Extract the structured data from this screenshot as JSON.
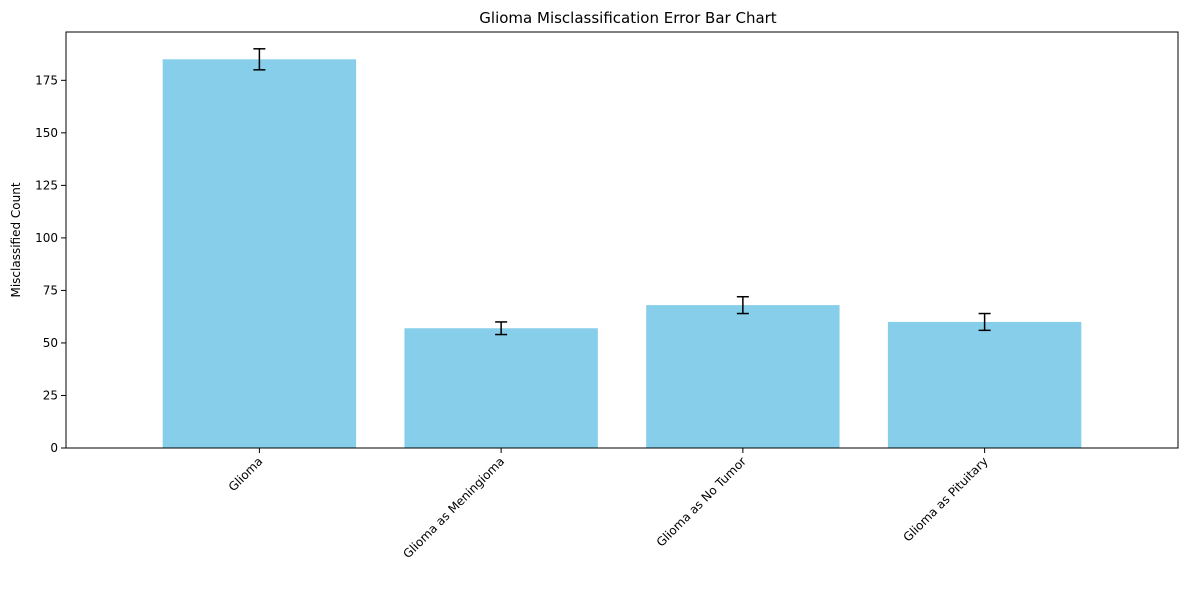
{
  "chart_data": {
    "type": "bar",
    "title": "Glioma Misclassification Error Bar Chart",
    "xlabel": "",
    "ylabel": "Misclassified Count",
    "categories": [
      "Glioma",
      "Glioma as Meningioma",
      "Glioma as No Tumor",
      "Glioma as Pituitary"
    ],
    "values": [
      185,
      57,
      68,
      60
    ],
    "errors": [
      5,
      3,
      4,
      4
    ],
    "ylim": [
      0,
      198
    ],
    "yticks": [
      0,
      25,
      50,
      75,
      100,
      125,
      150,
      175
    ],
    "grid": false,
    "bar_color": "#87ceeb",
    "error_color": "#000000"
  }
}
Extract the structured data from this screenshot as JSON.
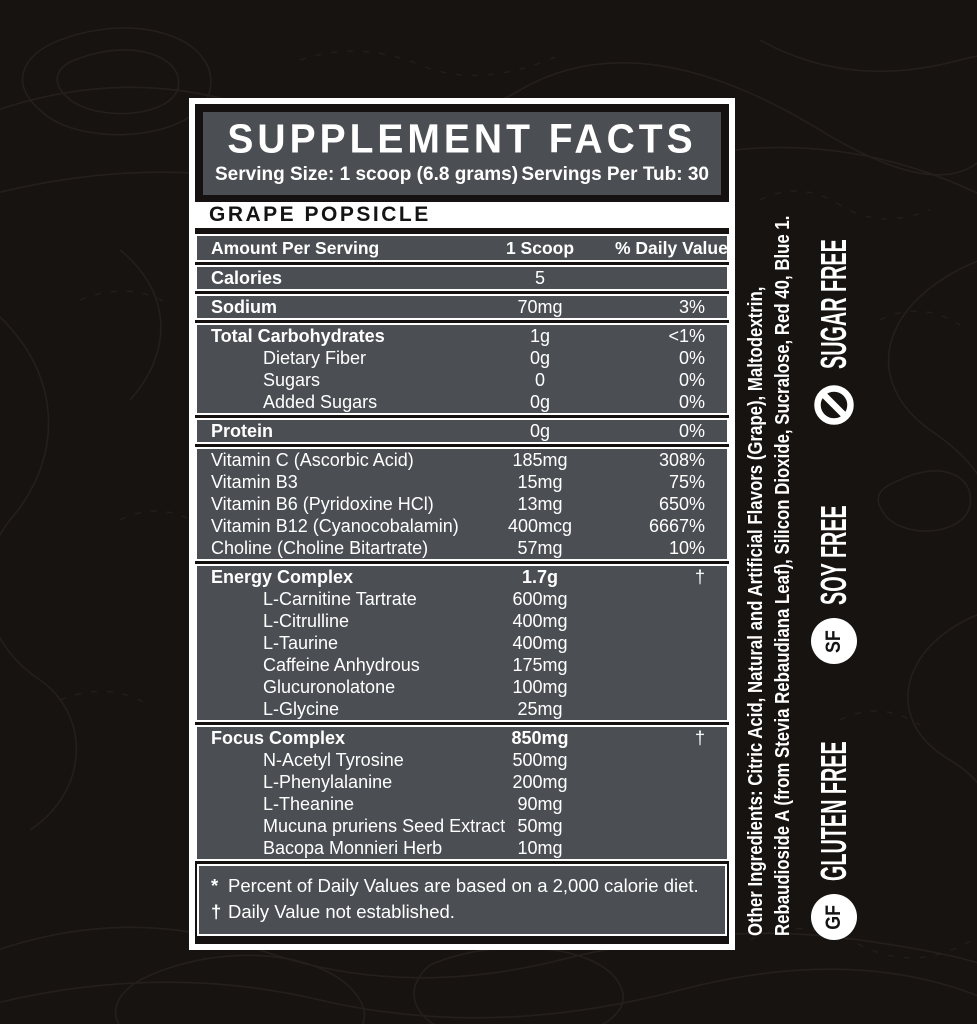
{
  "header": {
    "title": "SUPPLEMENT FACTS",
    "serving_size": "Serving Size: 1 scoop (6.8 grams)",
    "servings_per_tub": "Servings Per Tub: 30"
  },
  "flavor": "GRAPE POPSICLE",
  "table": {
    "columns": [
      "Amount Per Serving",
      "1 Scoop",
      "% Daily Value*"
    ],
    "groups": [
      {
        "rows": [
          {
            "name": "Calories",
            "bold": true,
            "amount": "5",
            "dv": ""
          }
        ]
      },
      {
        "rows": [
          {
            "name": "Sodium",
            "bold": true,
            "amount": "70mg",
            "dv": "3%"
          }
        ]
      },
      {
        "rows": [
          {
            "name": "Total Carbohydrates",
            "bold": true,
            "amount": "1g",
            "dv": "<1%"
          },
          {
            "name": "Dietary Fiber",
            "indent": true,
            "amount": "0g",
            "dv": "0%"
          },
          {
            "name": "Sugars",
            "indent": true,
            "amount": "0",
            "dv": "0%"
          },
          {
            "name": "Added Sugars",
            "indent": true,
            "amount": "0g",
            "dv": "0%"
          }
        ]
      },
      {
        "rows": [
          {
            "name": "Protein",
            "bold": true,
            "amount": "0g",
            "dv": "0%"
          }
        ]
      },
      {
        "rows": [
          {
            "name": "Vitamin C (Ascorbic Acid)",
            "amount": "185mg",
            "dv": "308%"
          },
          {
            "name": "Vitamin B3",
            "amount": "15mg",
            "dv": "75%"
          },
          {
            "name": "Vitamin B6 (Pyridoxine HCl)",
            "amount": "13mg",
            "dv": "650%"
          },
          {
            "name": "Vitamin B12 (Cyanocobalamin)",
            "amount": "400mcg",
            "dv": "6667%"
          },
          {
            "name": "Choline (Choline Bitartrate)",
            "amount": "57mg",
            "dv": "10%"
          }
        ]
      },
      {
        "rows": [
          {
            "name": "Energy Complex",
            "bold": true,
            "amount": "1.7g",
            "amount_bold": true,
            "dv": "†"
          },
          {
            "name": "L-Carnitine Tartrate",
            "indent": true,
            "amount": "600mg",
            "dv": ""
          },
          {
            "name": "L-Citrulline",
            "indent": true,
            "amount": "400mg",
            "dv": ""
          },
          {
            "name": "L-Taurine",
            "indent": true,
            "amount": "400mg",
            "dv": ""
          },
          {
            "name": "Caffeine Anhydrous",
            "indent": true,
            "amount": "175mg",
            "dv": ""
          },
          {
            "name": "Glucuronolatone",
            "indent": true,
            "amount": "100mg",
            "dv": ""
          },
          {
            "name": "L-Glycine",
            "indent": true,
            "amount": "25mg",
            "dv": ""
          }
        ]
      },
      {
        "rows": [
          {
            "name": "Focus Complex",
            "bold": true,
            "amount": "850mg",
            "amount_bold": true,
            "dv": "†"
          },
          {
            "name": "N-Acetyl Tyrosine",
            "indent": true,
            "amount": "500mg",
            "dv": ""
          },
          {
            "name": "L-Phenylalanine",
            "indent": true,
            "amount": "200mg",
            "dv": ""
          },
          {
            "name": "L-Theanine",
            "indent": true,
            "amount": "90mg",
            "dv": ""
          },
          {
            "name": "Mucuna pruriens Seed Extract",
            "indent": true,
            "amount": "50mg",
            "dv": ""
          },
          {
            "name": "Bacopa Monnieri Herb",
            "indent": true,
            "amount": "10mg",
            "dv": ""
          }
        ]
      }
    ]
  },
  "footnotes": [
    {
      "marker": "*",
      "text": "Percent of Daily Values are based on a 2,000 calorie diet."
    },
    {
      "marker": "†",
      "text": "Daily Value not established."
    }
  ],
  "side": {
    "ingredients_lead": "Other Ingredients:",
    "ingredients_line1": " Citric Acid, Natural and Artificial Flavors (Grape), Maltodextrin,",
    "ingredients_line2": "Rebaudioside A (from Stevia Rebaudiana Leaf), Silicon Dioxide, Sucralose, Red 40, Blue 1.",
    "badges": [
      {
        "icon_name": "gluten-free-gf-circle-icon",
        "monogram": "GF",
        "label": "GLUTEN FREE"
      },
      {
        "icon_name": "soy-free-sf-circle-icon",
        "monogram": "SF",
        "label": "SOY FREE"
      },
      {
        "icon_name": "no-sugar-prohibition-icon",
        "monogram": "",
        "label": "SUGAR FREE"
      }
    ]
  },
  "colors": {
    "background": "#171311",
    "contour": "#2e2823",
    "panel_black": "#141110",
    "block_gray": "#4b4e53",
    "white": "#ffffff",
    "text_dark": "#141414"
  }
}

+++++

● DIRECTIONS FOR THIS TASK
The records above should be returned word for word, with every picture left out.

● RESPONSE TO THIS EXERCISE
Extract the structured data from this screenshot as JSON.
{
  "chart_data": {
    "type": "bar",
    "title": "Glioma Misclassification Error Bar Chart",
    "xlabel": "",
    "ylabel": "Misclassified Count",
    "categories": [
      "Glioma",
      "Glioma as Meningioma",
      "Glioma as No Tumor",
      "Glioma as Pituitary"
    ],
    "values": [
      185,
      57,
      68,
      60
    ],
    "errors": [
      5,
      3,
      4,
      4
    ],
    "ylim": [
      0,
      198
    ],
    "yticks": [
      0,
      25,
      50,
      75,
      100,
      125,
      150,
      175
    ],
    "grid": false,
    "bar_color": "#87ceeb",
    "error_color": "#000000"
  }
}
Extract the structured data from this screenshot as JSON.
{
  "header": {
    "title": "SUPPLEMENT FACTS",
    "serving_size": "Serving Size: 1 scoop (6.8 grams)",
    "servings_per_tub": "Servings Per Tub: 30"
  },
  "flavor": "GRAPE POPSICLE",
  "table": {
    "columns": [
      "Amount Per Serving",
      "1 Scoop",
      "% Daily Value*"
    ],
    "groups": [
      {
        "rows": [
          {
            "name": "Calories",
            "bold": true,
            "amount": "5",
            "dv": ""
          }
        ]
      },
      {
        "rows": [
          {
            "name": "Sodium",
            "bold": true,
            "amount": "70mg",
            "dv": "3%"
          }
        ]
      },
      {
        "rows": [
          {
            "name": "Total Carbohydrates",
            "bold": true,
            "amount": "1g",
            "dv": "<1%"
          },
          {
            "name": "Dietary Fiber",
            "indent": true,
            "amount": "0g",
            "dv": "0%"
          },
          {
            "name": "Sugars",
            "indent": true,
            "amount": "0",
            "dv": "0%"
          },
          {
            "name": "Added Sugars",
            "indent": true,
            "amount": "0g",
            "dv": "0%"
          }
        ]
      },
      {
        "rows": [
          {
            "name": "Protein",
            "bold": true,
            "amount": "0g",
            "dv": "0%"
          }
        ]
      },
      {
        "rows": [
          {
            "name": "Vitamin C (Ascorbic Acid)",
            "amount": "185mg",
            "dv": "308%"
          },
          {
            "name": "Vitamin B3",
            "amount": "15mg",
            "dv": "75%"
          },
          {
            "name": "Vitamin B6 (Pyridoxine HCl)",
            "amount": "13mg",
            "dv": "650%"
          },
          {
            "name": "Vitamin B12 (Cyanocobalamin)",
            "amount": "400mcg",
            "dv": "6667%"
          },
          {
            "name": "Choline (Choline Bitartrate)",
            "amount": "57mg",
            "dv": "10%"
          }
        ]
      },
      {
        "rows": [
          {
            "name": "Energy Complex",
            "bold": true,
            "amount": "1.7g",
            "amount_bold": true,
            "dv": "†"
          },
          {
            "name": "L-Carnitine Tartrate",
            "indent": true,
            "amount": "600mg",
            "dv": ""
          },
          {
            "name": "L-Citrulline",
            "indent": true,
            "amount": "400mg",
            "dv": ""
          },
          {
            "name": "L-Taurine",
            "indent": true,
            "amount": "400mg",
            "dv": ""
          },
          {
            "name": "Caffeine Anhydrous",
            "indent": true,
            "amount": "175mg",
            "dv": ""
          },
          {
            "name": "Glucuronolatone",
            "indent": true,
            "amount": "100mg",
            "dv": ""
          },
          {
            "name": "L-Glycine",
            "indent": true,
            "amount": "25mg",
            "dv": ""
          }
        ]
      },
      {
        "rows": [
          {
            "name": "Focus Complex",
            "bold": true,
            "amount": "850mg",
            "amount_bold": true,
            "dv": "†"
          },
          {
            "name": "N-Acetyl Tyrosine",
            "indent": true,
            "amount": "500mg",
            "dv": ""
          },
          {
            "name": "L-Phenylalanine",
            "indent": true,
            "amount": "200mg",
            "dv": ""
          },
          {
            "name": "L-Theanine",
            "indent": true,
            "amount": "90mg",
            "dv": ""
          },
          {
            "name": "Mucuna pruriens Seed Extract",
            "indent": true,
            "amount": "50mg",
            "dv": ""
          },
          {
            "name": "Bacopa Monnieri Herb",
            "indent": true,
            "amount": "10mg",
            "dv": ""
          }
        ]
      }
    ]
  },
  "footnotes": [
    {
      "marker": "*",
      "text": "Percent of Daily Values are based on a 2,000 calorie diet."
    },
    {
      "marker": "†",
      "text": "Daily Value not established."
    }
  ],
  "side": {
    "ingredients_lead": "Other Ingredients:",
    "ingredients_line1": " Citric Acid, Natural and Artificial Flavors (Grape), Maltodextrin,",
    "ingredients_line2": "Rebaudioside A (from Stevia Rebaudiana Leaf), Silicon Dioxide, Sucralose, Red 40, Blue 1.",
    "badges": [
      {
        "icon_name": "gluten-free-gf-circle-icon",
        "monogram": "GF",
        "label": "GLUTEN FREE"
      },
      {
        "icon_name": "soy-free-sf-circle-icon",
        "monogram": "SF",
        "label": "SOY FREE"
      },
      {
        "icon_name": "no-sugar-prohibition-icon",
        "monogram": "",
        "label": "SUGAR FREE"
      }
    ]
  },
  "colors": {
    "background": "#171311",
    "contour": "#2e2823",
    "panel_black": "#141110",
    "block_gray": "#4b4e53",
    "white": "#ffffff",
    "text_dark": "#141414"
  }
}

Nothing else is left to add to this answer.